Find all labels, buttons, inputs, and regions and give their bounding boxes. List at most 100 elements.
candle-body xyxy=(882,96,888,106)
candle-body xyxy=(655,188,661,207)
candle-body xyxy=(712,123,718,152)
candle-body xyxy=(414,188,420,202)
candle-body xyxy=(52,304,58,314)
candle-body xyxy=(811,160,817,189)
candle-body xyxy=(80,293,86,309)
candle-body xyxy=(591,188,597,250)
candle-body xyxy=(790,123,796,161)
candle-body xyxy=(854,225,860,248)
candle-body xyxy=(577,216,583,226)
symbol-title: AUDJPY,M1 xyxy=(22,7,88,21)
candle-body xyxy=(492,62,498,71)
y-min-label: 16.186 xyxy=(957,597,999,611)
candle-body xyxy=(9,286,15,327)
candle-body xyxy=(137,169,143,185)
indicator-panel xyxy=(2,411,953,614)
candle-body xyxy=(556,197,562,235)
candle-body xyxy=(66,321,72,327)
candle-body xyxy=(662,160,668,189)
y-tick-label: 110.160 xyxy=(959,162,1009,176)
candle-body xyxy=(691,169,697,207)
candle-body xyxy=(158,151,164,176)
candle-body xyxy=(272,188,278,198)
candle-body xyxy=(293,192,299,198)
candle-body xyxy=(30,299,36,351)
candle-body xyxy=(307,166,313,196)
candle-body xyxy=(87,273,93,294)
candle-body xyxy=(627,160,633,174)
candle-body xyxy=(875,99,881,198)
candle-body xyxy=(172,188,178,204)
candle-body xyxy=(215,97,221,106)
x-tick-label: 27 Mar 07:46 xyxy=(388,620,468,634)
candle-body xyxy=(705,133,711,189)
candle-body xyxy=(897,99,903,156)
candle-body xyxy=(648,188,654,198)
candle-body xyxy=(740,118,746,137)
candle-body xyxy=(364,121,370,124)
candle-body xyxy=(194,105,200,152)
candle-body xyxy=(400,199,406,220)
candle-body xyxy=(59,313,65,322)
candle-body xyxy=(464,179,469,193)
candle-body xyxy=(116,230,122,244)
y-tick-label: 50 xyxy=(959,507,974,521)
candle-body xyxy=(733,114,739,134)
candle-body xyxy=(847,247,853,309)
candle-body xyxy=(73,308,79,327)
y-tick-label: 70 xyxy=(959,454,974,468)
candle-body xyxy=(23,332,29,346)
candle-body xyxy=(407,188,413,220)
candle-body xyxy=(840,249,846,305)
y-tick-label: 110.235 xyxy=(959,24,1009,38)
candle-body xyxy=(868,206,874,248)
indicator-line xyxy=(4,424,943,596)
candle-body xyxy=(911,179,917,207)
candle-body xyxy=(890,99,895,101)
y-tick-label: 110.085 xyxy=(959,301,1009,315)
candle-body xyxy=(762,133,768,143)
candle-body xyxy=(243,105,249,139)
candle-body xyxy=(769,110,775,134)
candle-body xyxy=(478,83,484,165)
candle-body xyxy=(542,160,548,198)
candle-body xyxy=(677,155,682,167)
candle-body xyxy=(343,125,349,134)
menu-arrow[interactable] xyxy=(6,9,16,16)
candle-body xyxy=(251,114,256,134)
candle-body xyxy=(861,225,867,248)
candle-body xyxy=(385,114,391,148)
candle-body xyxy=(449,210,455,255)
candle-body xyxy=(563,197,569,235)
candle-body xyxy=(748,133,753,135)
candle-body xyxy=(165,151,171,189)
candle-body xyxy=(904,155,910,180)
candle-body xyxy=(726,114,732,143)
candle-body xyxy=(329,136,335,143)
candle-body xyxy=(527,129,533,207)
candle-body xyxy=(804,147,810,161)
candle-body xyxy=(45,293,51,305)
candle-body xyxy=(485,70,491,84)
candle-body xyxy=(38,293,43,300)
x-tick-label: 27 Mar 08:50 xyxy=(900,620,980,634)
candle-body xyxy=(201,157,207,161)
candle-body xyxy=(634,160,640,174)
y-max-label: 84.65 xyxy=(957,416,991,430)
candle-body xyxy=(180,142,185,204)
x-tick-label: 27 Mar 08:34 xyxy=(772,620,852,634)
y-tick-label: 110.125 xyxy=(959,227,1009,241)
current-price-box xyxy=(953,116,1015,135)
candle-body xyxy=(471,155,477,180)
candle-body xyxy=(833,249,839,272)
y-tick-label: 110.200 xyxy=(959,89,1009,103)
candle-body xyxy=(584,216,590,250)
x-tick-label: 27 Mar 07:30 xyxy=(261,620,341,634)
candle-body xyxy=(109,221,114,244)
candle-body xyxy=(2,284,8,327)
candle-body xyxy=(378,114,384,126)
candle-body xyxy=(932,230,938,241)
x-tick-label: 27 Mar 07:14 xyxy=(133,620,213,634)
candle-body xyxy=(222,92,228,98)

**Problem requirements:** Reproduce the entire listing above without changing a single character, keeping every line in its original order.

**Answer to this task:**
Find all labels, buttons, inputs, and regions and give their bounding boxes. List at most 100 elements.
candle-body xyxy=(882,96,888,106)
candle-body xyxy=(655,188,661,207)
candle-body xyxy=(712,123,718,152)
candle-body xyxy=(414,188,420,202)
candle-body xyxy=(52,304,58,314)
candle-body xyxy=(811,160,817,189)
candle-body xyxy=(80,293,86,309)
candle-body xyxy=(591,188,597,250)
candle-body xyxy=(790,123,796,161)
candle-body xyxy=(854,225,860,248)
candle-body xyxy=(577,216,583,226)
symbol-title: AUDJPY,M1 xyxy=(22,7,88,21)
candle-body xyxy=(492,62,498,71)
y-min-label: 16.186 xyxy=(957,597,999,611)
candle-body xyxy=(9,286,15,327)
candle-body xyxy=(137,169,143,185)
indicator-panel xyxy=(2,411,953,614)
candle-body xyxy=(556,197,562,235)
candle-body xyxy=(66,321,72,327)
candle-body xyxy=(662,160,668,189)
y-tick-label: 110.160 xyxy=(959,162,1009,176)
candle-body xyxy=(691,169,697,207)
candle-body xyxy=(158,151,164,176)
candle-body xyxy=(272,188,278,198)
candle-body xyxy=(293,192,299,198)
candle-body xyxy=(30,299,36,351)
candle-body xyxy=(307,166,313,196)
candle-body xyxy=(87,273,93,294)
candle-body xyxy=(627,160,633,174)
candle-body xyxy=(875,99,881,198)
candle-body xyxy=(172,188,178,204)
candle-body xyxy=(215,97,221,106)
x-tick-label: 27 Mar 07:46 xyxy=(388,620,468,634)
candle-body xyxy=(705,133,711,189)
candle-body xyxy=(897,99,903,156)
candle-body xyxy=(648,188,654,198)
candle-body xyxy=(740,118,746,137)
candle-body xyxy=(364,121,370,124)
candle-body xyxy=(194,105,200,152)
candle-body xyxy=(400,199,406,220)
candle-body xyxy=(59,313,65,322)
candle-body xyxy=(464,179,469,193)
candle-body xyxy=(116,230,122,244)
y-tick-label: 50 xyxy=(959,507,974,521)
candle-body xyxy=(733,114,739,134)
candle-body xyxy=(847,247,853,309)
candle-body xyxy=(73,308,79,327)
y-tick-label: 70 xyxy=(959,454,974,468)
candle-body xyxy=(23,332,29,346)
candle-body xyxy=(407,188,413,220)
candle-body xyxy=(840,249,846,305)
y-tick-label: 110.235 xyxy=(959,24,1009,38)
candle-body xyxy=(868,206,874,248)
indicator-line xyxy=(4,424,943,596)
candle-body xyxy=(911,179,917,207)
candle-body xyxy=(890,99,895,101)
y-tick-label: 110.085 xyxy=(959,301,1009,315)
candle-body xyxy=(762,133,768,143)
candle-body xyxy=(243,105,249,139)
candle-body xyxy=(769,110,775,134)
candle-body xyxy=(478,83,484,165)
candle-body xyxy=(542,160,548,198)
candle-body xyxy=(677,155,682,167)
candle-body xyxy=(343,125,349,134)
menu-arrow[interactable] xyxy=(6,9,16,16)
candle-body xyxy=(251,114,256,134)
candle-body xyxy=(861,225,867,248)
candle-body xyxy=(385,114,391,148)
candle-body xyxy=(449,210,455,255)
candle-body xyxy=(563,197,569,235)
candle-body xyxy=(748,133,753,135)
candle-body xyxy=(165,151,171,189)
candle-body xyxy=(904,155,910,180)
candle-body xyxy=(726,114,732,143)
candle-body xyxy=(329,136,335,143)
candle-body xyxy=(527,129,533,207)
candle-body xyxy=(804,147,810,161)
candle-body xyxy=(45,293,51,305)
candle-body xyxy=(485,70,491,84)
candle-body xyxy=(38,293,43,300)
x-tick-label: 27 Mar 08:50 xyxy=(900,620,980,634)
candle-body xyxy=(201,157,207,161)
candle-body xyxy=(634,160,640,174)
y-max-label: 84.65 xyxy=(957,416,991,430)
candle-body xyxy=(180,142,185,204)
x-tick-label: 27 Mar 08:34 xyxy=(772,620,852,634)
y-tick-label: 110.125 xyxy=(959,227,1009,241)
current-price-box xyxy=(953,116,1015,135)
candle-body xyxy=(471,155,477,180)
candle-body xyxy=(833,249,839,272)
y-tick-label: 110.200 xyxy=(959,89,1009,103)
candle-body xyxy=(584,216,590,250)
x-tick-label: 27 Mar 07:30 xyxy=(261,620,341,634)
candle-body xyxy=(109,221,114,244)
candle-body xyxy=(2,284,8,327)
candle-body xyxy=(378,114,384,126)
candle-body xyxy=(932,230,938,241)
x-tick-label: 27 Mar 07:14 xyxy=(133,620,213,634)
candle-body xyxy=(222,92,228,98)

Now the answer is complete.